- **O QUE FAZER**
Reproduza as linhas de todos os itens, substituindo "x-tick-label" por "x-axis-tick" e mantendo todo o resto igual.

- **ITENS FORNECIDOS**

★ ★ ★

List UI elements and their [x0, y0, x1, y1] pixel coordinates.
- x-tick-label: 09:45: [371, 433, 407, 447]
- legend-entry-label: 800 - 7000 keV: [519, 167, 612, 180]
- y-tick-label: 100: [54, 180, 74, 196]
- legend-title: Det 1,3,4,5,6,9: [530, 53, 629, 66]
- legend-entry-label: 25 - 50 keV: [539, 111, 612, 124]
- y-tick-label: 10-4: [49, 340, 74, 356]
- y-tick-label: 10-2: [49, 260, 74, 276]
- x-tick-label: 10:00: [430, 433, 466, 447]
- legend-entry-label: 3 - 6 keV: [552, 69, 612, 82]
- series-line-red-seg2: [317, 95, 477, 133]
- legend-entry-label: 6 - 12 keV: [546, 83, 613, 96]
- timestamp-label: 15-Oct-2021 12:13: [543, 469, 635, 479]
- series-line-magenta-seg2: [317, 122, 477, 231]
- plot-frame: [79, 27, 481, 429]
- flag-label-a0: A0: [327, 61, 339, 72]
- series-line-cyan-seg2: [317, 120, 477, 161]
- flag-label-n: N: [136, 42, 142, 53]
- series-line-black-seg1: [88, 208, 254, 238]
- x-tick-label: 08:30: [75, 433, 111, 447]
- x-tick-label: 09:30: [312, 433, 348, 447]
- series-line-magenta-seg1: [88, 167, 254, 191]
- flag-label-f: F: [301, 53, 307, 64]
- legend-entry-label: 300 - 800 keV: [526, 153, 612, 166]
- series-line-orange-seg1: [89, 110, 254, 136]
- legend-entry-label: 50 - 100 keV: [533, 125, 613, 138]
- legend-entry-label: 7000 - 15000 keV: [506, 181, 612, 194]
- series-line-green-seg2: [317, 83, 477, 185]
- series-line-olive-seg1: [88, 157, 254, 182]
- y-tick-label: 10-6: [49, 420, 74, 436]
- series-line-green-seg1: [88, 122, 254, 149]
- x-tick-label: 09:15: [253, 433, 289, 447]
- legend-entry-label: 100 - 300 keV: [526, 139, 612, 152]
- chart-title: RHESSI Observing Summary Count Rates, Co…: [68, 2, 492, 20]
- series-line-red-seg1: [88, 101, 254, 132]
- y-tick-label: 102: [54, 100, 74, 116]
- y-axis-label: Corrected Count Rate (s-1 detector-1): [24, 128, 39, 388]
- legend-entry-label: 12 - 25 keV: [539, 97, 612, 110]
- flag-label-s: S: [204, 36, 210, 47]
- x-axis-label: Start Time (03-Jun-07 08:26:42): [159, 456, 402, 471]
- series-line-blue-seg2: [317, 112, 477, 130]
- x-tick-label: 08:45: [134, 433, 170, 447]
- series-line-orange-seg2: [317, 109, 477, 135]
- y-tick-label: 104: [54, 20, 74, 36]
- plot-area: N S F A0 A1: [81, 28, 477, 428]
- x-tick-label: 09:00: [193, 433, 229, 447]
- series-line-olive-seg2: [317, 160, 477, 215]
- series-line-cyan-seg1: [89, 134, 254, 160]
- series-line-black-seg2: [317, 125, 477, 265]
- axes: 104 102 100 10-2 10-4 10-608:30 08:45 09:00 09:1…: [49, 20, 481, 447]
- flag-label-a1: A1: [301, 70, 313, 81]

★ ★ ★

- **RESULTADO CORRETO**
List UI elements and their [x0, y0, x1, y1] pixel coordinates.
- x-axis-tick: 09:45: [371, 433, 407, 447]
- legend-entry-label: 800 - 7000 keV: [519, 167, 612, 180]
- y-tick-label: 100: [54, 180, 74, 196]
- legend-title: Det 1,3,4,5,6,9: [530, 53, 629, 66]
- legend-entry-label: 25 - 50 keV: [539, 111, 612, 124]
- y-tick-label: 10-4: [49, 340, 74, 356]
- y-tick-label: 10-2: [49, 260, 74, 276]
- x-axis-tick: 10:00: [430, 433, 466, 447]
- legend-entry-label: 3 - 6 keV: [552, 69, 612, 82]
- series-line-red-seg2: [317, 95, 477, 133]
- legend-entry-label: 6 - 12 keV: [546, 83, 613, 96]
- timestamp-label: 15-Oct-2021 12:13: [543, 469, 635, 479]
- series-line-magenta-seg2: [317, 122, 477, 231]
- plot-frame: [79, 27, 481, 429]
- flag-label-a0: A0: [327, 61, 339, 72]
- series-line-cyan-seg2: [317, 120, 477, 161]
- flag-label-n: N: [136, 42, 142, 53]
- series-line-black-seg1: [88, 208, 254, 238]
- x-axis-tick: 08:30: [75, 433, 111, 447]
- x-axis-tick: 09:30: [312, 433, 348, 447]
- series-line-magenta-seg1: [88, 167, 254, 191]
- flag-label-f: F: [301, 53, 307, 64]
- legend-entry-label: 300 - 800 keV: [526, 153, 612, 166]
- series-line-orange-seg1: [89, 110, 254, 136]
- legend-entry-label: 50 - 100 keV: [533, 125, 613, 138]
- legend-entry-label: 7000 - 15000 keV: [506, 181, 612, 194]
- series-line-green-seg2: [317, 83, 477, 185]
- series-line-olive-seg1: [88, 157, 254, 182]
- y-tick-label: 10-6: [49, 420, 74, 436]
- series-line-green-seg1: [88, 122, 254, 149]
- x-axis-tick: 09:15: [253, 433, 289, 447]
- legend-entry-label: 100 - 300 keV: [526, 139, 612, 152]
- chart-title: RHESSI Observing Summary Count Rates, Co…: [68, 2, 492, 20]
- series-line-red-seg1: [88, 101, 254, 132]
- y-tick-label: 102: [54, 100, 74, 116]
- y-axis-label: Corrected Count Rate (s-1 detector-1): [24, 128, 39, 388]
- legend-entry-label: 12 - 25 keV: [539, 97, 612, 110]
- flag-label-s: S: [204, 36, 210, 47]
- x-axis-label: Start Time (03-Jun-07 08:26:42): [159, 456, 402, 471]
- series-line-blue-seg2: [317, 112, 477, 130]
- x-axis-tick: 08:45: [134, 433, 170, 447]
- series-line-orange-seg2: [317, 109, 477, 135]
- y-tick-label: 104: [54, 20, 74, 36]
- plot-area: N S F A0 A1: [81, 28, 477, 428]
- x-axis-tick: 09:00: [193, 433, 229, 447]
- series-line-olive-seg2: [317, 160, 477, 215]
- series-line-cyan-seg1: [89, 134, 254, 160]
- series-line-black-seg2: [317, 125, 477, 265]
- axes: 104 102 100 10-2 10-4 10-608:30 08:45 09:00 09:1…: [49, 20, 481, 447]
- flag-label-a1: A1: [301, 70, 313, 81]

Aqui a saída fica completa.